====== Records supplied ======

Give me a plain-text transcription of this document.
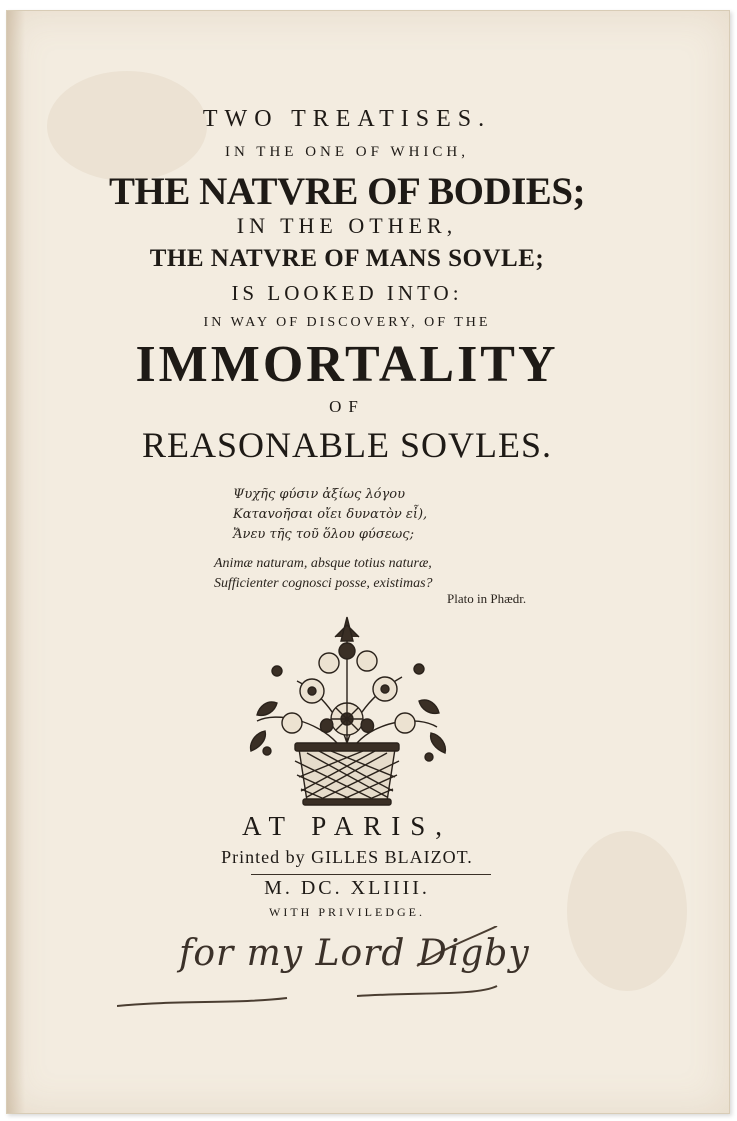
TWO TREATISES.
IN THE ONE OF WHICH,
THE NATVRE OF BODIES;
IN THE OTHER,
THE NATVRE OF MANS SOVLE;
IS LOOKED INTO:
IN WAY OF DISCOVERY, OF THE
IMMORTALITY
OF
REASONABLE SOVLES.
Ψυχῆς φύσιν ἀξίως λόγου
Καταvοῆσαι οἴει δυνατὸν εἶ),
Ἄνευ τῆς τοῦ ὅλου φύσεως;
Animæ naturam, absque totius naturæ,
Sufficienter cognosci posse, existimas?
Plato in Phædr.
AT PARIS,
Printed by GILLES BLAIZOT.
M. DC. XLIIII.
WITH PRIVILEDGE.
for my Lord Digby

======
====== Records supplied ======

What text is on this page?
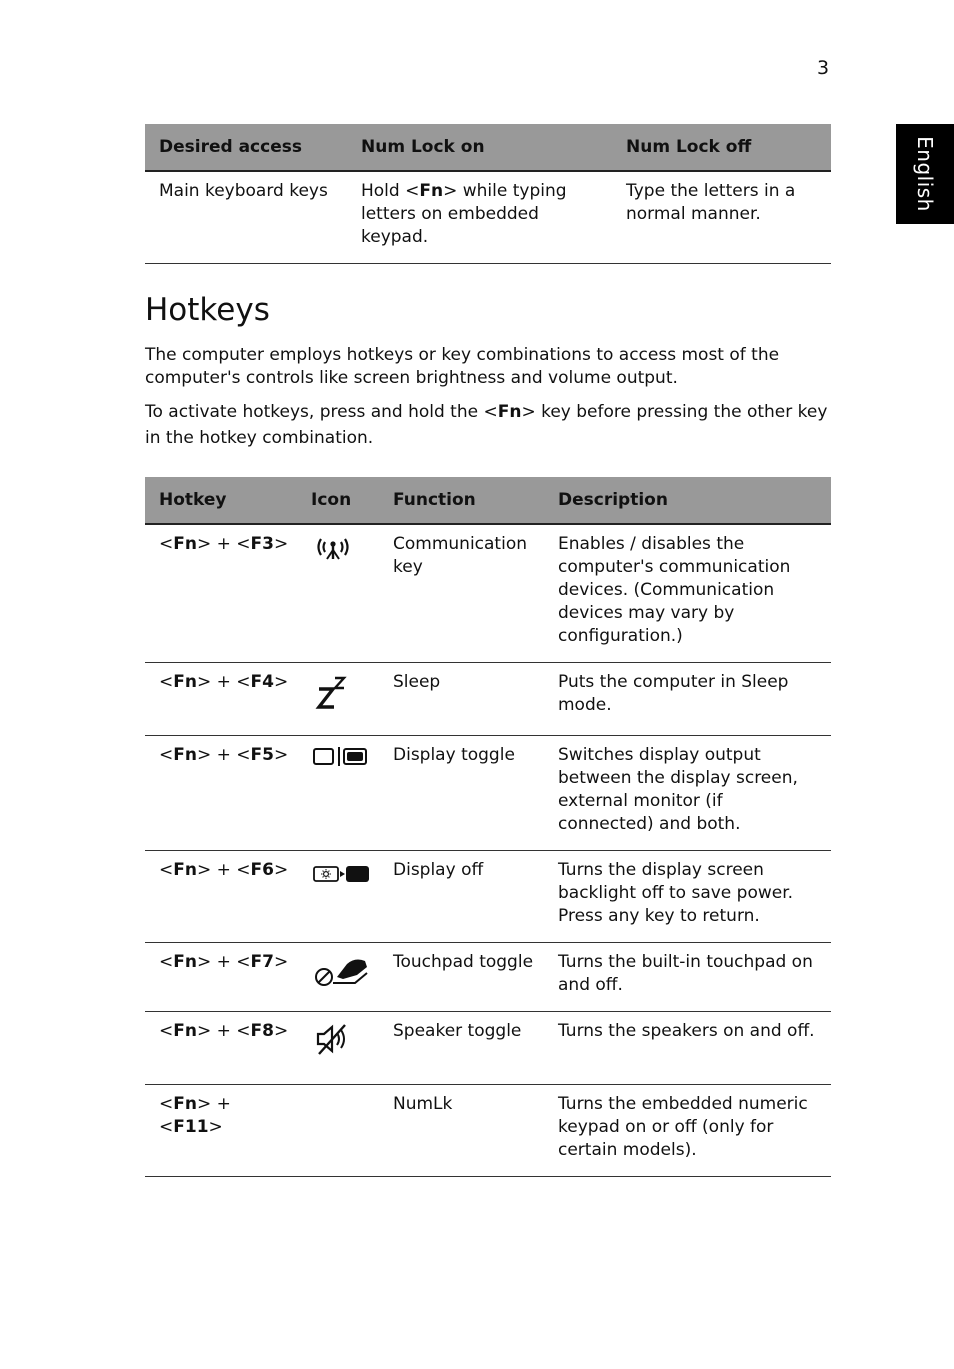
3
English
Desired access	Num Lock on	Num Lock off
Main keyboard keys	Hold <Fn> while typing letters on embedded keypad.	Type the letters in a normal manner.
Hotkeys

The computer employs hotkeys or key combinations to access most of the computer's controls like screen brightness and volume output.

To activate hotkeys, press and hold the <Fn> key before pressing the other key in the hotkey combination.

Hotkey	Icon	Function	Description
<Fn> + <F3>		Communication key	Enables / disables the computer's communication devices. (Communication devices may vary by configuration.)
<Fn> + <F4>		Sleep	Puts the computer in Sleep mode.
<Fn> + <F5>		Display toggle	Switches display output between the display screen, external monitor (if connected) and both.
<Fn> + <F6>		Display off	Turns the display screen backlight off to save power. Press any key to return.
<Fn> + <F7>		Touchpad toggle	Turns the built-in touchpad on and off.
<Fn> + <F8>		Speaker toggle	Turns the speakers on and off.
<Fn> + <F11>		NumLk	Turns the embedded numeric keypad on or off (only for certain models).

======
====== Records supplied ======

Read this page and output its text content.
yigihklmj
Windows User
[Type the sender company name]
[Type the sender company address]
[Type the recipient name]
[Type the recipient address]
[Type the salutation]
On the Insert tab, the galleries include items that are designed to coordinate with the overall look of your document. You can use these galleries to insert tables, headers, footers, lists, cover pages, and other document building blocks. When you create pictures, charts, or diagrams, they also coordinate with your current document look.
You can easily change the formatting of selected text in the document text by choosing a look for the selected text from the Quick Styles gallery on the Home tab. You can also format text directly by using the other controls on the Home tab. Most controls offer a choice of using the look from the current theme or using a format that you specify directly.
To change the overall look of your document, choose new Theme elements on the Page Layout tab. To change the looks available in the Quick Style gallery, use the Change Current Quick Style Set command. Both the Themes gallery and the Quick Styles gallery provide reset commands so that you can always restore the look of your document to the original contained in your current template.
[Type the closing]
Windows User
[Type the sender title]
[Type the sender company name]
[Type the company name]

======

> What the exercise asks: Look above for lines with the word "Turns" and copy them all.

> Full answer:
<Fn> + <F6>		Display off	Turns the display screen backlight off to save power. Press any key to return.
<Fn> + <F7>		Touchpad toggle	Turns the built-in touchpad on and off.
<Fn> + <F8>		Speaker toggle	Turns the speakers on and off.
<Fn> + <F11>		NumLk	Turns the embedded numeric keypad on or off (only for certain models).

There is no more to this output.